Read through the data and report every line in which the word "technology" occurs.

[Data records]
— BEGIN —
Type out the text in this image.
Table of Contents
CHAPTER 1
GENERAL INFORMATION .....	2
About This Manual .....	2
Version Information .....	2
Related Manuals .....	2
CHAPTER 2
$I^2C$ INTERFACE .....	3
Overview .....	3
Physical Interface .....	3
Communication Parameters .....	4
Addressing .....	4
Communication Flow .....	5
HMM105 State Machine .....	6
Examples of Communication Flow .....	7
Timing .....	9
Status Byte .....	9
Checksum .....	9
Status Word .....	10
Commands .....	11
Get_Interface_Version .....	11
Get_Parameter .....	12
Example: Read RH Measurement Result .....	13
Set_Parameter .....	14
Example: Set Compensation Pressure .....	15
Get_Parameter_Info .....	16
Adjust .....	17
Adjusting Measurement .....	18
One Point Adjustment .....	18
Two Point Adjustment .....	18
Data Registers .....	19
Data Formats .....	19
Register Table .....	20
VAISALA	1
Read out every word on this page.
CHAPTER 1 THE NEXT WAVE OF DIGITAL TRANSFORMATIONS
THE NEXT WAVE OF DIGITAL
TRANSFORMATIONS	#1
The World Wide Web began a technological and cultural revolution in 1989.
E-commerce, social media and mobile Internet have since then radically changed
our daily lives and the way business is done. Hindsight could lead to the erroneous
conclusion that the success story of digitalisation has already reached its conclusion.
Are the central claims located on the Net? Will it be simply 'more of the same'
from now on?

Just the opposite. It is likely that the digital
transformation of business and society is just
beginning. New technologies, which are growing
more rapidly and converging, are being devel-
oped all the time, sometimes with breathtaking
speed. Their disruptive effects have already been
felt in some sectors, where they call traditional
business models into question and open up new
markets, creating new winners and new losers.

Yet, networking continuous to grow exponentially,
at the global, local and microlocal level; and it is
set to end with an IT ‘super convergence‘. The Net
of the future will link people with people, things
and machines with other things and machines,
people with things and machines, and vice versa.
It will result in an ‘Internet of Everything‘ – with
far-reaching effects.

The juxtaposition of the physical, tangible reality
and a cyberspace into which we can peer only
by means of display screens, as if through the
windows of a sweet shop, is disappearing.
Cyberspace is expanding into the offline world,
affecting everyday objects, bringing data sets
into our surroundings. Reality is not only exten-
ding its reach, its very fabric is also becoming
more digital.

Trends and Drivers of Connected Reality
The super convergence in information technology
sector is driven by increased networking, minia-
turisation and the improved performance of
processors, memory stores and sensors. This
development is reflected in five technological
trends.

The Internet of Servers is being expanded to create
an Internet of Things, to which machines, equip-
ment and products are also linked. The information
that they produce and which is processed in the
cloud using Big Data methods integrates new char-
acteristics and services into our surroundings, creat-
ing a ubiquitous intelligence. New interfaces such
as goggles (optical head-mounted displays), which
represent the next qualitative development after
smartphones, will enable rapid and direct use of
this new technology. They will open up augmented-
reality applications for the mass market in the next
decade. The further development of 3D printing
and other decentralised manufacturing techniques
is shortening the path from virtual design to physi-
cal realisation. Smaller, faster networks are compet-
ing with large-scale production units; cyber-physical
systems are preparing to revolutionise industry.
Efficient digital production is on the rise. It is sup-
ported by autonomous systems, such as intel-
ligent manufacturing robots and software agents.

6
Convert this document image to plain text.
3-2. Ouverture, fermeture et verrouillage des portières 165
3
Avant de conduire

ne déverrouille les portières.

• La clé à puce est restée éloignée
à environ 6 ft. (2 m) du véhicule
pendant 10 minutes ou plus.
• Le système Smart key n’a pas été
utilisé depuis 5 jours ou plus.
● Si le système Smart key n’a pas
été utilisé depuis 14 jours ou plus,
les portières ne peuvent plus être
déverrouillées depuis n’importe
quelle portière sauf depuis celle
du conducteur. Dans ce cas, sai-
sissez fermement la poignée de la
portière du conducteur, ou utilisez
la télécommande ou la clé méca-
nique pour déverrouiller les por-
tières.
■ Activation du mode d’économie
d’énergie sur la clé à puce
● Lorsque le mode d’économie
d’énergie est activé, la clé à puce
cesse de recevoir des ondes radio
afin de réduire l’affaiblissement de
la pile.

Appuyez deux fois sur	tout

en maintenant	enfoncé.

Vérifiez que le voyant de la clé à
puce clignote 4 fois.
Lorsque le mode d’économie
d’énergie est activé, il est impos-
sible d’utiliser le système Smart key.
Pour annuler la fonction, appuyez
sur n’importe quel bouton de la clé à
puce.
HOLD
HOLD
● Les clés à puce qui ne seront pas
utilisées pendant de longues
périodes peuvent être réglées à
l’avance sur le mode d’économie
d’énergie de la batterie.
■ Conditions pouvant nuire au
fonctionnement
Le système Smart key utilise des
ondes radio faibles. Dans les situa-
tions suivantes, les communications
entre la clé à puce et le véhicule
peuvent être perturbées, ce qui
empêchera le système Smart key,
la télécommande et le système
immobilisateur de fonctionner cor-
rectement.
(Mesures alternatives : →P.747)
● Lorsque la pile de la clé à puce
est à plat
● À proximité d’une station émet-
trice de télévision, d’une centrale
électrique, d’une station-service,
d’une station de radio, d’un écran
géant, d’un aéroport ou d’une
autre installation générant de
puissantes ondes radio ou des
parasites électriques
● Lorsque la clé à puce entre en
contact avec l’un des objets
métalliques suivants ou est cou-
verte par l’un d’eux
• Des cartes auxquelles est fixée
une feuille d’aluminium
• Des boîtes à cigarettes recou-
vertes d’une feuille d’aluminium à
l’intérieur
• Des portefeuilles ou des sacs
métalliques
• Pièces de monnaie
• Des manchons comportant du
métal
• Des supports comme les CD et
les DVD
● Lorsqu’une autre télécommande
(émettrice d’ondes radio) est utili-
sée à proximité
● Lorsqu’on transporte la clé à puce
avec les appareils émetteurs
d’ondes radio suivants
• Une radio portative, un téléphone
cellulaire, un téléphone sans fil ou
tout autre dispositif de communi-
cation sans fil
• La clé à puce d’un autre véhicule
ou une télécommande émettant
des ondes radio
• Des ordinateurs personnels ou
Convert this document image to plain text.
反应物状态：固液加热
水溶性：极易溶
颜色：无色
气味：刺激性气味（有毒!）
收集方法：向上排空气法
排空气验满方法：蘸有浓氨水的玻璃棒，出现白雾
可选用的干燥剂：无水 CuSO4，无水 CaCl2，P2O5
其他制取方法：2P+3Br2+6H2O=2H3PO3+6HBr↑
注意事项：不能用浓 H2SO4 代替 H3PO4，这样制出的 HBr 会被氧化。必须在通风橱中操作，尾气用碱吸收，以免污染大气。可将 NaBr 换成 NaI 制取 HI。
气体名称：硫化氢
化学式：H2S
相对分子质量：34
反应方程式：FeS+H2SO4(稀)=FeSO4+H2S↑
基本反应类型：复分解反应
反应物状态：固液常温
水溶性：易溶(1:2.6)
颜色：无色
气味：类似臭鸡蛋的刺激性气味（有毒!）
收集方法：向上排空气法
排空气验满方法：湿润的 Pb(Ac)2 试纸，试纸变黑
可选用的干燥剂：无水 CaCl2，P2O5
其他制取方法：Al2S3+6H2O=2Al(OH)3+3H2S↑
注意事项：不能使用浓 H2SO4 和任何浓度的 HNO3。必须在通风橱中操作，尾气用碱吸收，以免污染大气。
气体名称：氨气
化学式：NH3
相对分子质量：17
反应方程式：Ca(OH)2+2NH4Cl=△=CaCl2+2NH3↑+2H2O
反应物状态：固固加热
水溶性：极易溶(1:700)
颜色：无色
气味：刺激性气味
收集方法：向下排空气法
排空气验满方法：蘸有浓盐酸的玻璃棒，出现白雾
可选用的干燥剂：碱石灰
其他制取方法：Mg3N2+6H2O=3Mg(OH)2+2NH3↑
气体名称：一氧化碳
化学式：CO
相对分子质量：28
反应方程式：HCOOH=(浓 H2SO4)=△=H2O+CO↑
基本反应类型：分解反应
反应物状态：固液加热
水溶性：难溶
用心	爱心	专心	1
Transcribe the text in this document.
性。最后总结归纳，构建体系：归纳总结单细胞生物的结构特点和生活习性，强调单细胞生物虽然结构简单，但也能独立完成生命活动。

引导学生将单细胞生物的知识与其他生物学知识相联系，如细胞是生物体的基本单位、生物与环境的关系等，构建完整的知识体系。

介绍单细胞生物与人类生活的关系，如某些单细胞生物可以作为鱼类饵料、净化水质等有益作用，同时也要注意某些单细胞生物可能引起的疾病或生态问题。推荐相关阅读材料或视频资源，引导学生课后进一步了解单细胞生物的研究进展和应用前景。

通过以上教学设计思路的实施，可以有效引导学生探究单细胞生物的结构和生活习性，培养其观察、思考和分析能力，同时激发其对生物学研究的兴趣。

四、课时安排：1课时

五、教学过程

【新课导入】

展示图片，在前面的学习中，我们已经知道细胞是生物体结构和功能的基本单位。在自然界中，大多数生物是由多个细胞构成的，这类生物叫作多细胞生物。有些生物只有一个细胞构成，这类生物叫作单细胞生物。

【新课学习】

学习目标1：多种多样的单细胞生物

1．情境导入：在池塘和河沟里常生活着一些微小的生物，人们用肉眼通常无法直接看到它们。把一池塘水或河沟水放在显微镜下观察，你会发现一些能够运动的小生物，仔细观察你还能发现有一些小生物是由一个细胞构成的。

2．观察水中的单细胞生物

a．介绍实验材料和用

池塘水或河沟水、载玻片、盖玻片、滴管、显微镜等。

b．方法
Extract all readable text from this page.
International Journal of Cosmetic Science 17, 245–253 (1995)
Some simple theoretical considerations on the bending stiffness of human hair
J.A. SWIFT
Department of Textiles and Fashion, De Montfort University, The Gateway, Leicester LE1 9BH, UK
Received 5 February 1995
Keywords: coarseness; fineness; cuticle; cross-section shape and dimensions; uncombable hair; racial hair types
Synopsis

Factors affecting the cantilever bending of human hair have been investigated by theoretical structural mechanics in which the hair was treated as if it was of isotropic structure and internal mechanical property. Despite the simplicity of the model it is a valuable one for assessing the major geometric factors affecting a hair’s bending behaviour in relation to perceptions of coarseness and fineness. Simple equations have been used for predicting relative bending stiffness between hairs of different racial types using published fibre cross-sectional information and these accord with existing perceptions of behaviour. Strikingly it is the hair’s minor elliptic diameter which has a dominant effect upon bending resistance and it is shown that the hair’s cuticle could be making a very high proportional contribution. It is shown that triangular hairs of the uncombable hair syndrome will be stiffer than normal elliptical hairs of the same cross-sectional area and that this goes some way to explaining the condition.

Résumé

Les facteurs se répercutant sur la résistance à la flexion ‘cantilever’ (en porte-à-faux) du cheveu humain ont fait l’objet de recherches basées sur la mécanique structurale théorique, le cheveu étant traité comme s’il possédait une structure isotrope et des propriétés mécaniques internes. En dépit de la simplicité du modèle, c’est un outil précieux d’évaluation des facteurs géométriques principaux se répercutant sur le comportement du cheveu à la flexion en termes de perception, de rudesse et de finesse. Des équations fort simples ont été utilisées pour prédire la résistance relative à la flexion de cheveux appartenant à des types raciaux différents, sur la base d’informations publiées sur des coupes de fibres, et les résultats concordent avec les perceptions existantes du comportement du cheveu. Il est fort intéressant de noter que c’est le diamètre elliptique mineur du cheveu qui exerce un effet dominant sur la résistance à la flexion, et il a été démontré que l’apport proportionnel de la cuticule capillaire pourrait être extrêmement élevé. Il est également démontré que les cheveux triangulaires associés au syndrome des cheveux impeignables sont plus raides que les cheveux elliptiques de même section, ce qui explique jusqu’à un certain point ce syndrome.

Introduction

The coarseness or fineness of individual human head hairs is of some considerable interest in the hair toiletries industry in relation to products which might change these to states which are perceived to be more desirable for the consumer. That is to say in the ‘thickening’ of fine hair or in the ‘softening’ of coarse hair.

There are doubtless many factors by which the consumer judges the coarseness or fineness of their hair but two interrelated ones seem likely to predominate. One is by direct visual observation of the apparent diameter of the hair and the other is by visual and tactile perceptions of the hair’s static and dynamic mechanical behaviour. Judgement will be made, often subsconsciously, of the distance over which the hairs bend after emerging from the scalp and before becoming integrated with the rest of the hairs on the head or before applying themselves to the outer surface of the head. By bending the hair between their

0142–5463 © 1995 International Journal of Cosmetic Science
— END —
RESPONSE:
The super convergence in information technology
this new technology. They will open up augmented-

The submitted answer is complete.